#### DATA FOR THIS TASK ####

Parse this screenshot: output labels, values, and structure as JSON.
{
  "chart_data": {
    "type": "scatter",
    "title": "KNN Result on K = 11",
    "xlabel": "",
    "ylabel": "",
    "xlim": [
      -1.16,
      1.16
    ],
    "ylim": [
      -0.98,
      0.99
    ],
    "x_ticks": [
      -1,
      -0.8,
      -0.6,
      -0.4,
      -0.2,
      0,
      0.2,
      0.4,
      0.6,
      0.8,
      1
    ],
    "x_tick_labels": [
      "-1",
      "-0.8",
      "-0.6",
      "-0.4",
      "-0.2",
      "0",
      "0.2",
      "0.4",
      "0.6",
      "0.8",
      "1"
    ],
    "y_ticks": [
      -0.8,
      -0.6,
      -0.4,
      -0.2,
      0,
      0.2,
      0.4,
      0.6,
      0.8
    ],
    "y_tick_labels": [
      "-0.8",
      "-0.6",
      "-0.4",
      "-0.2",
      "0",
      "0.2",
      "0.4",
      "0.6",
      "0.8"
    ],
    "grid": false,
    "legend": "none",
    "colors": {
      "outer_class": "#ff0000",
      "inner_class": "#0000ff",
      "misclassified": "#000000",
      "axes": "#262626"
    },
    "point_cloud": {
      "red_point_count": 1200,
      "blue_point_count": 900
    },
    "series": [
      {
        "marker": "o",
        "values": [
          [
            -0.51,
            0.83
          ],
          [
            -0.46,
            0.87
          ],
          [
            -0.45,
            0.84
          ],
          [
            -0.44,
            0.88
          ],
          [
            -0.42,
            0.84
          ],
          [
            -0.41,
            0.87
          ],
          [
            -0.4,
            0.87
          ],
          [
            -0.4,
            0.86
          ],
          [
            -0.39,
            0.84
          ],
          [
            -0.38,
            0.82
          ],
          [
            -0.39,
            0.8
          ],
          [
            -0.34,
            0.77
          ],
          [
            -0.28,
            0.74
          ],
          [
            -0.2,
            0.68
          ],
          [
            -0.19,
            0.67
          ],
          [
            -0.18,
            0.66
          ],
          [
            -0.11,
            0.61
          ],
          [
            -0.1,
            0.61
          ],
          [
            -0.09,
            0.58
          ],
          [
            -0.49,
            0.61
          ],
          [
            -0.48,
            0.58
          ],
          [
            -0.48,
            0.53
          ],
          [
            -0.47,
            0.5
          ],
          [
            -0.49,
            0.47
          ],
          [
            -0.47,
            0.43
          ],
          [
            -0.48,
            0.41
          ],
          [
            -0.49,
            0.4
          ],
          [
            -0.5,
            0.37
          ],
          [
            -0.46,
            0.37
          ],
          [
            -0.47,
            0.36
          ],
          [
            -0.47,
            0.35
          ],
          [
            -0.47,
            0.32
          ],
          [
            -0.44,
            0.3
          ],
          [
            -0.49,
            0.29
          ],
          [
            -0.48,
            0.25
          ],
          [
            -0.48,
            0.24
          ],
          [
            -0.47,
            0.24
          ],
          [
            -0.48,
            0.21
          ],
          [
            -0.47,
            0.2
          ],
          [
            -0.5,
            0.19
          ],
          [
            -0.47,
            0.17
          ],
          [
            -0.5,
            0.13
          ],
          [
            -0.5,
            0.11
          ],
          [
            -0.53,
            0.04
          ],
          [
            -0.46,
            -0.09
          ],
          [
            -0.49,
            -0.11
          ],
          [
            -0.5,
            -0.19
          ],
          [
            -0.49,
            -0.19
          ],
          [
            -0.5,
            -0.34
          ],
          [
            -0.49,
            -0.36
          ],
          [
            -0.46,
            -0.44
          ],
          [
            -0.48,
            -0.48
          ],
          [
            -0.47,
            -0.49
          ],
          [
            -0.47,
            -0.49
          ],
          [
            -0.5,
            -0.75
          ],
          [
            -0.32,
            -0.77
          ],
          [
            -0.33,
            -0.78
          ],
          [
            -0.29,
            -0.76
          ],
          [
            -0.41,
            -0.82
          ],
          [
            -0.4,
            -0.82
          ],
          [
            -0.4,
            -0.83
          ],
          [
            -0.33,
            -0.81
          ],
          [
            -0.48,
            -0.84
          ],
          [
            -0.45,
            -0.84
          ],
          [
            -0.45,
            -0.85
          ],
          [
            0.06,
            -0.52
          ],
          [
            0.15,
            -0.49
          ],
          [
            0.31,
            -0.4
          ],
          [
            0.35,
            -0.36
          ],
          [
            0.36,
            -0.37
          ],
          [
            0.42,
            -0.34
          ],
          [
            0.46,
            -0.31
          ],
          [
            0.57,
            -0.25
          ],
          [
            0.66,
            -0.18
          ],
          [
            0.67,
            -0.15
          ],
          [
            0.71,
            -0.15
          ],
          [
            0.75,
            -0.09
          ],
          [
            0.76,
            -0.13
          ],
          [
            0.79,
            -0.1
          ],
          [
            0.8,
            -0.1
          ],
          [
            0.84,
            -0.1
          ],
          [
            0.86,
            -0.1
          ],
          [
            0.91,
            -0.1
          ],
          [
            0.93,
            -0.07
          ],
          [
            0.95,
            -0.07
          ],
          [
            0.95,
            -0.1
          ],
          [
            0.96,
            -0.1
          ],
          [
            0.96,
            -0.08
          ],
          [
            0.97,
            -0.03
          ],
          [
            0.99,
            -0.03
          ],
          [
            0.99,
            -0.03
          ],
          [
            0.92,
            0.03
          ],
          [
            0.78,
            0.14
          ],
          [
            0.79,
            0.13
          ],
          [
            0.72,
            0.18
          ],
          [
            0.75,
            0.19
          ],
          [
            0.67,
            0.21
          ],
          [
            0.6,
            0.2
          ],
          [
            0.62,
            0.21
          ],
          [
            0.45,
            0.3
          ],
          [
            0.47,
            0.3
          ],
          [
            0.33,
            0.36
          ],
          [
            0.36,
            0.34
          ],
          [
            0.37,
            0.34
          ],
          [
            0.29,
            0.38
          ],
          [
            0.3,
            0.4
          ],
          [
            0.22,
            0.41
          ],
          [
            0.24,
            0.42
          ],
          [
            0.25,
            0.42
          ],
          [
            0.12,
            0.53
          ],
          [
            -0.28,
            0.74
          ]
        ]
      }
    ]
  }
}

####

* _YOUR TASK_: Reproduce the material above without altering a single character.

* _OUTPUT FOR THIS TASK_:
Parse this screenshot: output labels, values, and structure as JSON.
{
  "chart_data": {
    "type": "scatter",
    "title": "KNN Result on K = 11",
    "xlabel": "",
    "ylabel": "",
    "xlim": [
      -1.16,
      1.16
    ],
    "ylim": [
      -0.98,
      0.99
    ],
    "x_ticks": [
      -1,
      -0.8,
      -0.6,
      -0.4,
      -0.2,
      0,
      0.2,
      0.4,
      0.6,
      0.8,
      1
    ],
    "x_tick_labels": [
      "-1",
      "-0.8",
      "-0.6",
      "-0.4",
      "-0.2",
      "0",
      "0.2",
      "0.4",
      "0.6",
      "0.8",
      "1"
    ],
    "y_ticks": [
      -0.8,
      -0.6,
      -0.4,
      -0.2,
      0,
      0.2,
      0.4,
      0.6,
      0.8
    ],
    "y_tick_labels": [
      "-0.8",
      "-0.6",
      "-0.4",
      "-0.2",
      "0",
      "0.2",
      "0.4",
      "0.6",
      "0.8"
    ],
    "grid": false,
    "legend": "none",
    "colors": {
      "outer_class": "#ff0000",
      "inner_class": "#0000ff",
      "misclassified": "#000000",
      "axes": "#262626"
    },
    "point_cloud": {
      "red_point_count": 1200,
      "blue_point_count": 900
    },
    "series": [
      {
        "marker": "o",
        "values": [
          [
            -0.51,
            0.83
          ],
          [
            -0.46,
            0.87
          ],
          [
            -0.45,
            0.84
          ],
          [
            -0.44,
            0.88
          ],
          [
            -0.42,
            0.84
          ],
          [
            -0.41,
            0.87
          ],
          [
            -0.4,
            0.87
          ],
          [
            -0.4,
            0.86
          ],
          [
            -0.39,
            0.84
          ],
          [
            -0.38,
            0.82
          ],
          [
            -0.39,
            0.8
          ],
          [
            -0.34,
            0.77
          ],
          [
            -0.28,
            0.74
          ],
          [
            -0.2,
            0.68
          ],
          [
            -0.19,
            0.67
          ],
          [
            -0.18,
            0.66
          ],
          [
            -0.11,
            0.61
          ],
          [
            -0.1,
            0.61
          ],
          [
            -0.09,
            0.58
          ],
          [
            -0.49,
            0.61
          ],
          [
            -0.48,
            0.58
          ],
          [
            -0.48,
            0.53
          ],
          [
            -0.47,
            0.5
          ],
          [
            -0.49,
            0.47
          ],
          [
            -0.47,
            0.43
          ],
          [
            -0.48,
            0.41
          ],
          [
            -0.49,
            0.4
          ],
          [
            -0.5,
            0.37
          ],
          [
            -0.46,
            0.37
          ],
          [
            -0.47,
            0.36
          ],
          [
            -0.47,
            0.35
          ],
          [
            -0.47,
            0.32
          ],
          [
            -0.44,
            0.3
          ],
          [
            -0.49,
            0.29
          ],
          [
            -0.48,
            0.25
          ],
          [
            -0.48,
            0.24
          ],
          [
            -0.47,
            0.24
          ],
          [
            -0.48,
            0.21
          ],
          [
            -0.47,
            0.2
          ],
          [
            -0.5,
            0.19
          ],
          [
            -0.47,
            0.17
          ],
          [
            -0.5,
            0.13
          ],
          [
            -0.5,
            0.11
          ],
          [
            -0.53,
            0.04
          ],
          [
            -0.46,
            -0.09
          ],
          [
            -0.49,
            -0.11
          ],
          [
            -0.5,
            -0.19
          ],
          [
            -0.49,
            -0.19
          ],
          [
            -0.5,
            -0.34
          ],
          [
            -0.49,
            -0.36
          ],
          [
            -0.46,
            -0.44
          ],
          [
            -0.48,
            -0.48
          ],
          [
            -0.47,
            -0.49
          ],
          [
            -0.47,
            -0.49
          ],
          [
            -0.5,
            -0.75
          ],
          [
            -0.32,
            -0.77
          ],
          [
            -0.33,
            -0.78
          ],
          [
            -0.29,
            -0.76
          ],
          [
            -0.41,
            -0.82
          ],
          [
            -0.4,
            -0.82
          ],
          [
            -0.4,
            -0.83
          ],
          [
            -0.33,
            -0.81
          ],
          [
            -0.48,
            -0.84
          ],
          [
            -0.45,
            -0.84
          ],
          [
            -0.45,
            -0.85
          ],
          [
            0.06,
            -0.52
          ],
          [
            0.15,
            -0.49
          ],
          [
            0.31,
            -0.4
          ],
          [
            0.35,
            -0.36
          ],
          [
            0.36,
            -0.37
          ],
          [
            0.42,
            -0.34
          ],
          [
            0.46,
            -0.31
          ],
          [
            0.57,
            -0.25
          ],
          [
            0.66,
            -0.18
          ],
          [
            0.67,
            -0.15
          ],
          [
            0.71,
            -0.15
          ],
          [
            0.75,
            -0.09
          ],
          [
            0.76,
            -0.13
          ],
          [
            0.79,
            -0.1
          ],
          [
            0.8,
            -0.1
          ],
          [
            0.84,
            -0.1
          ],
          [
            0.86,
            -0.1
          ],
          [
            0.91,
            -0.1
          ],
          [
            0.93,
            -0.07
          ],
          [
            0.95,
            -0.07
          ],
          [
            0.95,
            -0.1
          ],
          [
            0.96,
            -0.1
          ],
          [
            0.96,
            -0.08
          ],
          [
            0.97,
            -0.03
          ],
          [
            0.99,
            -0.03
          ],
          [
            0.99,
            -0.03
          ],
          [
            0.92,
            0.03
          ],
          [
            0.78,
            0.14
          ],
          [
            0.79,
            0.13
          ],
          [
            0.72,
            0.18
          ],
          [
            0.75,
            0.19
          ],
          [
            0.67,
            0.21
          ],
          [
            0.6,
            0.2
          ],
          [
            0.62,
            0.21
          ],
          [
            0.45,
            0.3
          ],
          [
            0.47,
            0.3
          ],
          [
            0.33,
            0.36
          ],
          [
            0.36,
            0.34
          ],
          [
            0.37,
            0.34
          ],
          [
            0.29,
            0.38
          ],
          [
            0.3,
            0.4
          ],
          [
            0.22,
            0.41
          ],
          [
            0.24,
            0.42
          ],
          [
            0.25,
            0.42
          ],
          [
            0.12,
            0.53
          ],
          [
            -0.28,
            0.74
          ]
        ]
      }
    ]
  }
}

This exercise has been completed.